• **Exercise**:
Count the lines below that contain the word "cutoff", and reply with only that number.

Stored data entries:
——

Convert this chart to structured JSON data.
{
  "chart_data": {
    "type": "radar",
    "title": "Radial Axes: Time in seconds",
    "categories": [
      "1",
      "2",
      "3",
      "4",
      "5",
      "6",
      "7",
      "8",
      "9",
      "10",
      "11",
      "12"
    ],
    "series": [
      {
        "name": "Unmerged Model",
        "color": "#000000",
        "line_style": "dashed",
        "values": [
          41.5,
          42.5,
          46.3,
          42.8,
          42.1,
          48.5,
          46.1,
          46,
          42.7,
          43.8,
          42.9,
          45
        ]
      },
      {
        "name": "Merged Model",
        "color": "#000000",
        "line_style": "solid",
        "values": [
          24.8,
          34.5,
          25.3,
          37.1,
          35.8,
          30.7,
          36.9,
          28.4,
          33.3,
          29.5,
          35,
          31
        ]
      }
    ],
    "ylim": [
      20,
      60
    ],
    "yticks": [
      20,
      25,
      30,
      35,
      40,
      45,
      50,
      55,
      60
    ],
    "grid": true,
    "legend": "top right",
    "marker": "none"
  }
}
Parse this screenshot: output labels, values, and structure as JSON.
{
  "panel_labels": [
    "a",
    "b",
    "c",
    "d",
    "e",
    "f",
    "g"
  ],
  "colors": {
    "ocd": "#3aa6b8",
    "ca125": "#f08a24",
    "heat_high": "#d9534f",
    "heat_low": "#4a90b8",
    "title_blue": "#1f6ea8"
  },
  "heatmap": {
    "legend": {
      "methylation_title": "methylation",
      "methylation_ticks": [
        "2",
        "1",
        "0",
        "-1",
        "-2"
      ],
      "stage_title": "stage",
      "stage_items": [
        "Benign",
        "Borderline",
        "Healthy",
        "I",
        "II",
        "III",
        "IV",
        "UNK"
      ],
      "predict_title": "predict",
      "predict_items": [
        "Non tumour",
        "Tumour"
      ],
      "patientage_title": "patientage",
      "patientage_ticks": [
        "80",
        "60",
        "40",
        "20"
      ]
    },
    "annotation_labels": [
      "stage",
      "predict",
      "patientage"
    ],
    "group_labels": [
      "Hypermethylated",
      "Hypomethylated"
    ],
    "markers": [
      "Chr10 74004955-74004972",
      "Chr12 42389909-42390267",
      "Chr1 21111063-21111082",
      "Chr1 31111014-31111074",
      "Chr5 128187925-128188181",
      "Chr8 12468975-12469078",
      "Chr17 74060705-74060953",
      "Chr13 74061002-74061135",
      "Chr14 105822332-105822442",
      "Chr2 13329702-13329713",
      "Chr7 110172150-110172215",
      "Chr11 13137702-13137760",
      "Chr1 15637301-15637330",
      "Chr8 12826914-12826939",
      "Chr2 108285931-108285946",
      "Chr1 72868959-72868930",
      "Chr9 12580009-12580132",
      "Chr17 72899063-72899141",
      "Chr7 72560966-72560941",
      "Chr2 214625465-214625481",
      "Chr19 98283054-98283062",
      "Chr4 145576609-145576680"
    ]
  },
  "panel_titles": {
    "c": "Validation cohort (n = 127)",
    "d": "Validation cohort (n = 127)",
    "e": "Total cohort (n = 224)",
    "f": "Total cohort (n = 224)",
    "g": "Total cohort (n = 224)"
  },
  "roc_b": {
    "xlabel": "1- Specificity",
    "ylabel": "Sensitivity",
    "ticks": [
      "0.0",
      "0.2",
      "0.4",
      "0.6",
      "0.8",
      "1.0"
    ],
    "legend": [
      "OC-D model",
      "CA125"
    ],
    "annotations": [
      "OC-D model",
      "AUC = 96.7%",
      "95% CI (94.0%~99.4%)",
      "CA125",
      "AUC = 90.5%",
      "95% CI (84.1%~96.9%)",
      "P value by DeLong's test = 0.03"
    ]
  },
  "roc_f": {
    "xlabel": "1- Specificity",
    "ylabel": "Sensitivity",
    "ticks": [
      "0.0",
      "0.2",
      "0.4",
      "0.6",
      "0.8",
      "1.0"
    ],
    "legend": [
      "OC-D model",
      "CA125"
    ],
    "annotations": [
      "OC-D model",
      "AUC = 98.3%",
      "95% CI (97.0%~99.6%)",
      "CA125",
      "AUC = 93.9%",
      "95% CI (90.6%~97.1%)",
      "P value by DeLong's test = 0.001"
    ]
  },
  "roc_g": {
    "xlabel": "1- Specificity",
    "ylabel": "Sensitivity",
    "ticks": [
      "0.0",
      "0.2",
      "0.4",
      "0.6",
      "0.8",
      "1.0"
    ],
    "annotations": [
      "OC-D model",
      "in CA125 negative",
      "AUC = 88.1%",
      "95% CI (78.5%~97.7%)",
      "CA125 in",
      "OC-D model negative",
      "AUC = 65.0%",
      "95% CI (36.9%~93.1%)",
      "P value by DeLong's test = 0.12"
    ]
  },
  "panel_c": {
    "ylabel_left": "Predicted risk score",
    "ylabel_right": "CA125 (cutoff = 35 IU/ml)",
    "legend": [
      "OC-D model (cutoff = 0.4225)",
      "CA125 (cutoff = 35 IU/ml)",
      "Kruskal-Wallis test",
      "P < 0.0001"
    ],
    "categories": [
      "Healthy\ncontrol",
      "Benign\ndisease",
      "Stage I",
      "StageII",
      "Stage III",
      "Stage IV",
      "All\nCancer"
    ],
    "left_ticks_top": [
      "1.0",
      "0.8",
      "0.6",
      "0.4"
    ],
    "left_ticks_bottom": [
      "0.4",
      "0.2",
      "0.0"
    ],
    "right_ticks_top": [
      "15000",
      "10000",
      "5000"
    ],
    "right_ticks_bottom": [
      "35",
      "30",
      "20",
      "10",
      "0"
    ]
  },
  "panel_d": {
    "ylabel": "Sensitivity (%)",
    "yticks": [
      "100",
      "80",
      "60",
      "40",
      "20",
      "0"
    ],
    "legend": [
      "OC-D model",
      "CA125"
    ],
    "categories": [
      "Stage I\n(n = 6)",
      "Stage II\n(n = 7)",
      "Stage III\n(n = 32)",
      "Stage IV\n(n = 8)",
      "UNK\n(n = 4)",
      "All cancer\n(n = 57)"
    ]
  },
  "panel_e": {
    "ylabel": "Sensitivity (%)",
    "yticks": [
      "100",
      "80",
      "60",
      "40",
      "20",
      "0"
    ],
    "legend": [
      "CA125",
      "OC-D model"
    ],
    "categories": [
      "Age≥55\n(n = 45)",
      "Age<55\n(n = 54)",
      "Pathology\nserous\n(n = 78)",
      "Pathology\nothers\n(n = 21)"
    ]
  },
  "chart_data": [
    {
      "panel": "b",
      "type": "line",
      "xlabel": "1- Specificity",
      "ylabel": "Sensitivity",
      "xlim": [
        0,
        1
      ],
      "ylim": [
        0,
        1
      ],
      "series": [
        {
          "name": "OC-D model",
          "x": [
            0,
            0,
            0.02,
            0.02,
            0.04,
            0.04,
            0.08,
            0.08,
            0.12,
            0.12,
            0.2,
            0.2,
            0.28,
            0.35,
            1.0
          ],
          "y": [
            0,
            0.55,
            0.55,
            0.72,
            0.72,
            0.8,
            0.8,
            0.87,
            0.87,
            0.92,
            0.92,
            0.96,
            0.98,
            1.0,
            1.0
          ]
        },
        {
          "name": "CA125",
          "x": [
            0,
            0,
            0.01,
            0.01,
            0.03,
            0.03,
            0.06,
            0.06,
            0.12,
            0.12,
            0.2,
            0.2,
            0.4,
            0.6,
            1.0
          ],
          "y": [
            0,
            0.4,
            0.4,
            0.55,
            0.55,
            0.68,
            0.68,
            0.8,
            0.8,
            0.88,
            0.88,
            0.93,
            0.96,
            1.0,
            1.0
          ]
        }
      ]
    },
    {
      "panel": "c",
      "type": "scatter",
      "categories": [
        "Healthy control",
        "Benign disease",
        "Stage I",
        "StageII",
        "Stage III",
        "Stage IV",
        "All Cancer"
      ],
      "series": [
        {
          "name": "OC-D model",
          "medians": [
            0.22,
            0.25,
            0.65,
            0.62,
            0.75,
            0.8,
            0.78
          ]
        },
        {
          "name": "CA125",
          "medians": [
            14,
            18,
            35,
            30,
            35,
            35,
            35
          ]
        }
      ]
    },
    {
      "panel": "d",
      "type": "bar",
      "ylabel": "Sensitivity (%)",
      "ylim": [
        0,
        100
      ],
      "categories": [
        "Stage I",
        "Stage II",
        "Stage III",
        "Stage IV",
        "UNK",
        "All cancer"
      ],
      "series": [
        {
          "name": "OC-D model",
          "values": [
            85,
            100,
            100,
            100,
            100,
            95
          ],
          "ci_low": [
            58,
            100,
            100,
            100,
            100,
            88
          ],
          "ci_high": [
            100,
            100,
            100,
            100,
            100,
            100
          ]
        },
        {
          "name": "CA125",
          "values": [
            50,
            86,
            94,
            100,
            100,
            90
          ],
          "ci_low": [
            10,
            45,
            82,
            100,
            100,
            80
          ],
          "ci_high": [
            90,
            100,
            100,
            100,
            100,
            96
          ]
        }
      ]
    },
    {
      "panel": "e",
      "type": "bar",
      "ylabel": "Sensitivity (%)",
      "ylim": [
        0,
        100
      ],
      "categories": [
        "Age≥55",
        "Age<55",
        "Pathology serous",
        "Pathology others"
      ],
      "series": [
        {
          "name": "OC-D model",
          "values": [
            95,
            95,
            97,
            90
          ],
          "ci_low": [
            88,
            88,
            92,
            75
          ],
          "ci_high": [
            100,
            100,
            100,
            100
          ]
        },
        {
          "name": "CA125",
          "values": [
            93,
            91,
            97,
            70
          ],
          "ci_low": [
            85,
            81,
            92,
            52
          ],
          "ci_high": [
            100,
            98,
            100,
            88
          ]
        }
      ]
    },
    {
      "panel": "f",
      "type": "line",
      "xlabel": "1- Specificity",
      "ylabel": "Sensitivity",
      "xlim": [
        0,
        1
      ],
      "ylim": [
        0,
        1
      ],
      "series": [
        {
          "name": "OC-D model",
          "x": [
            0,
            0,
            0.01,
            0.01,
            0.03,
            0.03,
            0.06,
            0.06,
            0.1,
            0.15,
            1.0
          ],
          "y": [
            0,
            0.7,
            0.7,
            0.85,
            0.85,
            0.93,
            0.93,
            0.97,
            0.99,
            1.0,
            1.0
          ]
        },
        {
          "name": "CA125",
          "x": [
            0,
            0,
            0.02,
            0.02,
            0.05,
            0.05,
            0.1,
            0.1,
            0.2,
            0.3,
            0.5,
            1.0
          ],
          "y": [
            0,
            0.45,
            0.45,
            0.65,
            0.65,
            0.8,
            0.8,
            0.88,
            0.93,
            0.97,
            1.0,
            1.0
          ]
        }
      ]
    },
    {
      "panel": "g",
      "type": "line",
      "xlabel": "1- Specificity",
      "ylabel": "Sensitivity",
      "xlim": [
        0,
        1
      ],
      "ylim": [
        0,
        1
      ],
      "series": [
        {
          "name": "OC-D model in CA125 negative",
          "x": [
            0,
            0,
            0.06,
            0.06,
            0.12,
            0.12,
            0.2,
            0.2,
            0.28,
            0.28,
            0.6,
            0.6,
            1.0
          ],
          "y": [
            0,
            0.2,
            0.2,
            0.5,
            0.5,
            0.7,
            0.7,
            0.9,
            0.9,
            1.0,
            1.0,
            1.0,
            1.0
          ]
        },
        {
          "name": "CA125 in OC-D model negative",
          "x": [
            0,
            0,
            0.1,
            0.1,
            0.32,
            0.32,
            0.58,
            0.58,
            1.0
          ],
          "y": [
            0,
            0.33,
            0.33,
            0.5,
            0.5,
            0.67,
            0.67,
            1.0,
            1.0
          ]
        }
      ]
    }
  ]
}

——

• **Full response**:
3